• Aim of the task
Go through the material below and copy each line where the word "this" appears.
------------------------------------------------------------------------
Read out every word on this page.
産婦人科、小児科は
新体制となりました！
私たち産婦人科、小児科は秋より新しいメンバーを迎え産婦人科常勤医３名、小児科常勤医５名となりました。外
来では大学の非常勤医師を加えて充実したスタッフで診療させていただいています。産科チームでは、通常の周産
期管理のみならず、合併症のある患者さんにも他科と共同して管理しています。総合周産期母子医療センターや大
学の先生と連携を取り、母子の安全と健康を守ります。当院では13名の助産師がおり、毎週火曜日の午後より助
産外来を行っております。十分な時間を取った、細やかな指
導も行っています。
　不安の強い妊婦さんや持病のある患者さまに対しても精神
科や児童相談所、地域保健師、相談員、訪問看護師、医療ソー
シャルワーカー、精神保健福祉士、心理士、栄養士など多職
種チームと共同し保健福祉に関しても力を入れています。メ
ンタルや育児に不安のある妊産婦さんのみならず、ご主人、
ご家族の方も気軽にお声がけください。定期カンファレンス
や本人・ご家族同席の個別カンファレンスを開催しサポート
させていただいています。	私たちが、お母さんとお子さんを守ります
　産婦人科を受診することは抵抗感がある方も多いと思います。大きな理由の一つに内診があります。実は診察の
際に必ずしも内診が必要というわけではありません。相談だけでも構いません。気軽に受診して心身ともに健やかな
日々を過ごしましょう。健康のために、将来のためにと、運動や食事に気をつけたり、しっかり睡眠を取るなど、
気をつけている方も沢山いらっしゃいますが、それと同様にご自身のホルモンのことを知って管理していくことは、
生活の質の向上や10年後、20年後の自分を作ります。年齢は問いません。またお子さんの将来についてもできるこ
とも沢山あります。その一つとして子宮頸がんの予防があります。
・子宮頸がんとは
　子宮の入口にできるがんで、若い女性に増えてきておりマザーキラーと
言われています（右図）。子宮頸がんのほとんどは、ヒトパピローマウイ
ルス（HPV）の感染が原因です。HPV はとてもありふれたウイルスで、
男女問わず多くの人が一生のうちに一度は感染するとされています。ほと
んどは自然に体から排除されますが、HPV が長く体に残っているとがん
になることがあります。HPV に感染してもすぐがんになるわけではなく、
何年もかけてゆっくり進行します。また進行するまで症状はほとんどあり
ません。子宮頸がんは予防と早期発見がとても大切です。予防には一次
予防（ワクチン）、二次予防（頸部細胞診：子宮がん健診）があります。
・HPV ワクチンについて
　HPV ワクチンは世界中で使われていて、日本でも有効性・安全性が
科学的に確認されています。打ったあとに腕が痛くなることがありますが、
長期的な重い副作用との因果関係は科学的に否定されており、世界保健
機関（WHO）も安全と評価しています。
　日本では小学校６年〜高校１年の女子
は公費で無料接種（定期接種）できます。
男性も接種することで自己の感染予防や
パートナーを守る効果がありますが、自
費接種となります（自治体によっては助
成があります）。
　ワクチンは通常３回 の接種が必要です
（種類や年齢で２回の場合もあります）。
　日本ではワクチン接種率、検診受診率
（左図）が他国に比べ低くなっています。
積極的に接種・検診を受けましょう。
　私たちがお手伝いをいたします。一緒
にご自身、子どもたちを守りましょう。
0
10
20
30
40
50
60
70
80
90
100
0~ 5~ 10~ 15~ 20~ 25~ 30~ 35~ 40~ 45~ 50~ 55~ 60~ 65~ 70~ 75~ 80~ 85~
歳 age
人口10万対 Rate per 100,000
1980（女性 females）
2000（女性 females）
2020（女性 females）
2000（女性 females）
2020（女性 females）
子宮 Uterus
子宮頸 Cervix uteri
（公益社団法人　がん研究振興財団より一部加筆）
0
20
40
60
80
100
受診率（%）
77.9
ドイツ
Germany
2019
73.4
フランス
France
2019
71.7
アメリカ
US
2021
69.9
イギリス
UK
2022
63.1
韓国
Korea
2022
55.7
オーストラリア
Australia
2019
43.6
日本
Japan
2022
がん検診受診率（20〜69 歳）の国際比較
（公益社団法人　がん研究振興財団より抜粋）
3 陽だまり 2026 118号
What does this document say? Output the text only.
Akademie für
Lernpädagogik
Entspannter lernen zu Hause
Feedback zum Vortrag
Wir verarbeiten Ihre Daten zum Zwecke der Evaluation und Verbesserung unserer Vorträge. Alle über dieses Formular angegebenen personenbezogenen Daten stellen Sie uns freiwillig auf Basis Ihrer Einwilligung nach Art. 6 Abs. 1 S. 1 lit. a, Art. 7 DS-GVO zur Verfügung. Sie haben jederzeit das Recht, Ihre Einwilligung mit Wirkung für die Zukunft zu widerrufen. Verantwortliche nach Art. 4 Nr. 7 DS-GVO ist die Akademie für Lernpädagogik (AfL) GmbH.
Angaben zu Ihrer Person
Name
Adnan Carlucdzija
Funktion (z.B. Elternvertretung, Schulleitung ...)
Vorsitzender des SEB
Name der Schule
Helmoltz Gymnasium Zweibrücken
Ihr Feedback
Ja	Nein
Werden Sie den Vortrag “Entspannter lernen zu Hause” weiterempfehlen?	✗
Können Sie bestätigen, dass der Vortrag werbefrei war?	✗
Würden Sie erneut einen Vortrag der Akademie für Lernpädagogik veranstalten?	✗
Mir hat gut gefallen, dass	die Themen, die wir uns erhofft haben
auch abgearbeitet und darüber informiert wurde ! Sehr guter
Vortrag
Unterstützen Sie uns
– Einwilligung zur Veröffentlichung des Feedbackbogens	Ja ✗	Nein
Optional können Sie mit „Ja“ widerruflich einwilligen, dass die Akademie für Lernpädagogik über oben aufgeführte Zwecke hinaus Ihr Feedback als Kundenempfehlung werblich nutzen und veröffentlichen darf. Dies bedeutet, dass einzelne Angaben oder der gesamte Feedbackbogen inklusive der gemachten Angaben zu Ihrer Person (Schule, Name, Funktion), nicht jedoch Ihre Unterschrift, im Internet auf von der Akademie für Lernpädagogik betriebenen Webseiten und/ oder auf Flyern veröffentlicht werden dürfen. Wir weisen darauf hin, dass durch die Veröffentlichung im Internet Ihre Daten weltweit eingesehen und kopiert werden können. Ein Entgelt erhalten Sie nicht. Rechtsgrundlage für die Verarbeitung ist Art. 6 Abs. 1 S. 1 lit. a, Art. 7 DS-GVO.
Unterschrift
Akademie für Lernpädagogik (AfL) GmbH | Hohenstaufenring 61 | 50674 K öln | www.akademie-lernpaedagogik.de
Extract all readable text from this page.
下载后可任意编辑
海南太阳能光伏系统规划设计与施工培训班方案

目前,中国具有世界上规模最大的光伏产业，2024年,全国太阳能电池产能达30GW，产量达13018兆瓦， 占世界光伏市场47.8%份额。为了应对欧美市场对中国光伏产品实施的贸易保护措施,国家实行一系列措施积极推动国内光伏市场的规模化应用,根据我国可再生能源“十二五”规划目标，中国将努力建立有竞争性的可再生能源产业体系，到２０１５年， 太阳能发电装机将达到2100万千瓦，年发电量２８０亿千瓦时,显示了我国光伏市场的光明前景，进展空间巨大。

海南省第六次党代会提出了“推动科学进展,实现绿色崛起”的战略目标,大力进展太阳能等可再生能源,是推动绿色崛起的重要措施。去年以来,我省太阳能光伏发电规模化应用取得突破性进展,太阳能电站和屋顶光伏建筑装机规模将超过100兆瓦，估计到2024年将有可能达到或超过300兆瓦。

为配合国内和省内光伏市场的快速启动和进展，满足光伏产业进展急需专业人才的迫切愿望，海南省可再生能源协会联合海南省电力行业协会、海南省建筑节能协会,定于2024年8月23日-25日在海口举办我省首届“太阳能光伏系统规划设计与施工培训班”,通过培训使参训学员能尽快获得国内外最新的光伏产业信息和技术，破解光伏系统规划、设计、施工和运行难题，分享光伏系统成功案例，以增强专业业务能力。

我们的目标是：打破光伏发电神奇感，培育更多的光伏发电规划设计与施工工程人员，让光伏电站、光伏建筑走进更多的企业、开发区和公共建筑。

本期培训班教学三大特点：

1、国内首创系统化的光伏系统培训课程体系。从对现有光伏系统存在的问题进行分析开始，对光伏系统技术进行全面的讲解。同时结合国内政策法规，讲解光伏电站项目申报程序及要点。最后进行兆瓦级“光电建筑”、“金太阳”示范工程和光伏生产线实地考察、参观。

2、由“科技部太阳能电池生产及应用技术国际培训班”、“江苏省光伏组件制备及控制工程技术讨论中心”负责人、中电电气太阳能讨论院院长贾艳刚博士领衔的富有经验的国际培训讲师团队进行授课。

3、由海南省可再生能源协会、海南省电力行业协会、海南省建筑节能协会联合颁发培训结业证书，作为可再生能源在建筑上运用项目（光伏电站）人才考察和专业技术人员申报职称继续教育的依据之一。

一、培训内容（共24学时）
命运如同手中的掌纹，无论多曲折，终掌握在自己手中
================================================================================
------------------------------------------------------------------------
• Exercise result
Read out every word on this page.
What does this document say? Output the text only.
Extract all readable text from this page.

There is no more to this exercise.